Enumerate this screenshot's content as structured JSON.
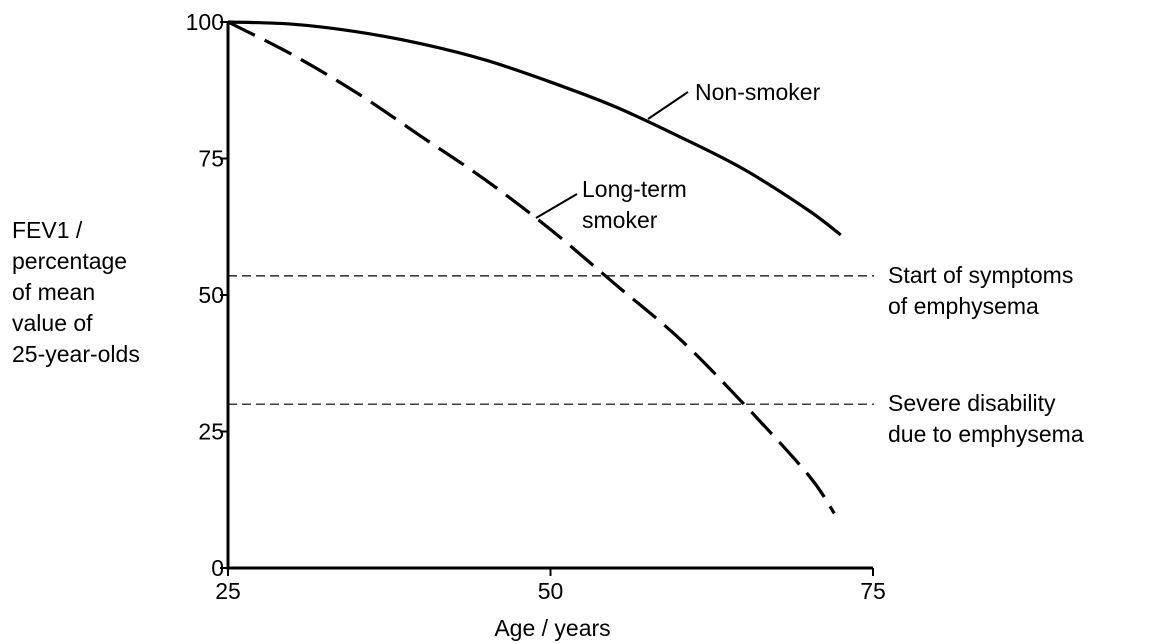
{
  "chart_data": {
    "type": "line",
    "title": "",
    "xlabel": "Age / years",
    "ylabel_lines": [
      "FEV1 /",
      "percentage",
      "of mean",
      "value of",
      "25-year-olds"
    ],
    "xlim": [
      25,
      75
    ],
    "ylim": [
      0,
      100
    ],
    "x_ticks": [
      25,
      50,
      75
    ],
    "y_ticks": [
      0,
      25,
      50,
      75,
      100
    ],
    "grid": false,
    "legend": "none",
    "series": [
      {
        "name": "Non-smoker",
        "label_lines": [
          "Non-smoker"
        ],
        "style": "solid",
        "color": "#000000",
        "x": [
          25,
          30,
          35,
          40,
          45,
          50,
          55,
          60,
          65,
          70,
          72.5
        ],
        "y": [
          100,
          99.6,
          98.2,
          96,
          93,
          89,
          84.5,
          79,
          73,
          65.5,
          61
        ]
      },
      {
        "name": "Long-term smoker",
        "label_lines": [
          "Long-term",
          "smoker"
        ],
        "style": "dashed",
        "color": "#000000",
        "x": [
          25,
          30,
          35,
          40,
          45,
          50,
          55,
          60,
          65,
          70,
          72
        ],
        "y": [
          100,
          94,
          87,
          79,
          71,
          62,
          52,
          42,
          30,
          17,
          10
        ]
      }
    ],
    "reference_lines": [
      {
        "y": 53.5,
        "style": "dashed",
        "label_lines": [
          "Start of symptoms",
          "of emphysema"
        ]
      },
      {
        "y": 30,
        "style": "dashed",
        "label_lines": [
          "Severe disability",
          "due to emphysema"
        ]
      }
    ]
  }
}
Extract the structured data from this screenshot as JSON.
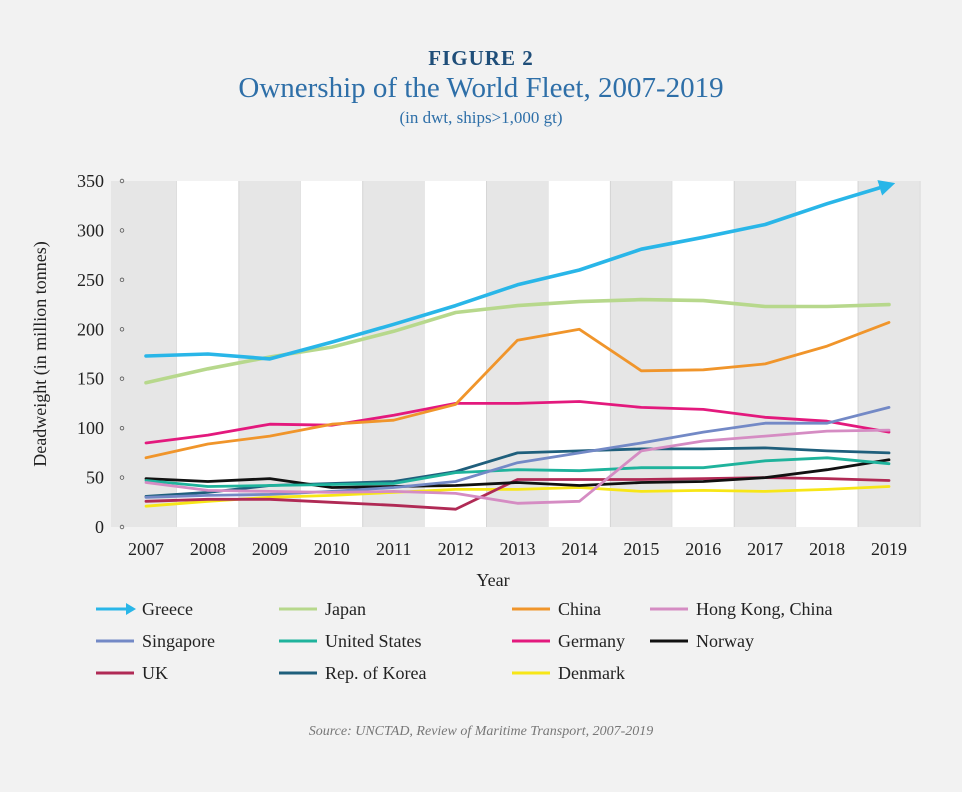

> WORK TO DO
Keep the pictures out of the copy and return the rest of the data above exactly.

> WORKED SOLUTION
Enumerate this screenshot's content as structured JSON.
{
  "chart_data": {
    "type": "line",
    "title": "",
    "xlabel": "Age / years",
    "ylabel_lines": [
      "FEV1 /",
      "percentage",
      "of mean",
      "value of",
      "25-year-olds"
    ],
    "xlim": [
      25,
      75
    ],
    "ylim": [
      0,
      100
    ],
    "x_ticks": [
      25,
      50,
      75
    ],
    "y_ticks": [
      0,
      25,
      50,
      75,
      100
    ],
    "grid": false,
    "legend": "none",
    "series": [
      {
        "name": "Non-smoker",
        "label_lines": [
          "Non-smoker"
        ],
        "style": "solid",
        "color": "#000000",
        "x": [
          25,
          30,
          35,
          40,
          45,
          50,
          55,
          60,
          65,
          70,
          72.5
        ],
        "y": [
          100,
          99.6,
          98.2,
          96,
          93,
          89,
          84.5,
          79,
          73,
          65.5,
          61
        ]
      },
      {
        "name": "Long-term smoker",
        "label_lines": [
          "Long-term",
          "smoker"
        ],
        "style": "dashed",
        "color": "#000000",
        "x": [
          25,
          30,
          35,
          40,
          45,
          50,
          55,
          60,
          65,
          70,
          72
        ],
        "y": [
          100,
          94,
          87,
          79,
          71,
          62,
          52,
          42,
          30,
          17,
          10
        ]
      }
    ],
    "reference_lines": [
      {
        "y": 53.5,
        "style": "dashed",
        "label_lines": [
          "Start of symptoms",
          "of emphysema"
        ]
      },
      {
        "y": 30,
        "style": "dashed",
        "label_lines": [
          "Severe disability",
          "due to emphysema"
        ]
      }
    ]
  }
}
Extract the structured data from this screenshot as JSON.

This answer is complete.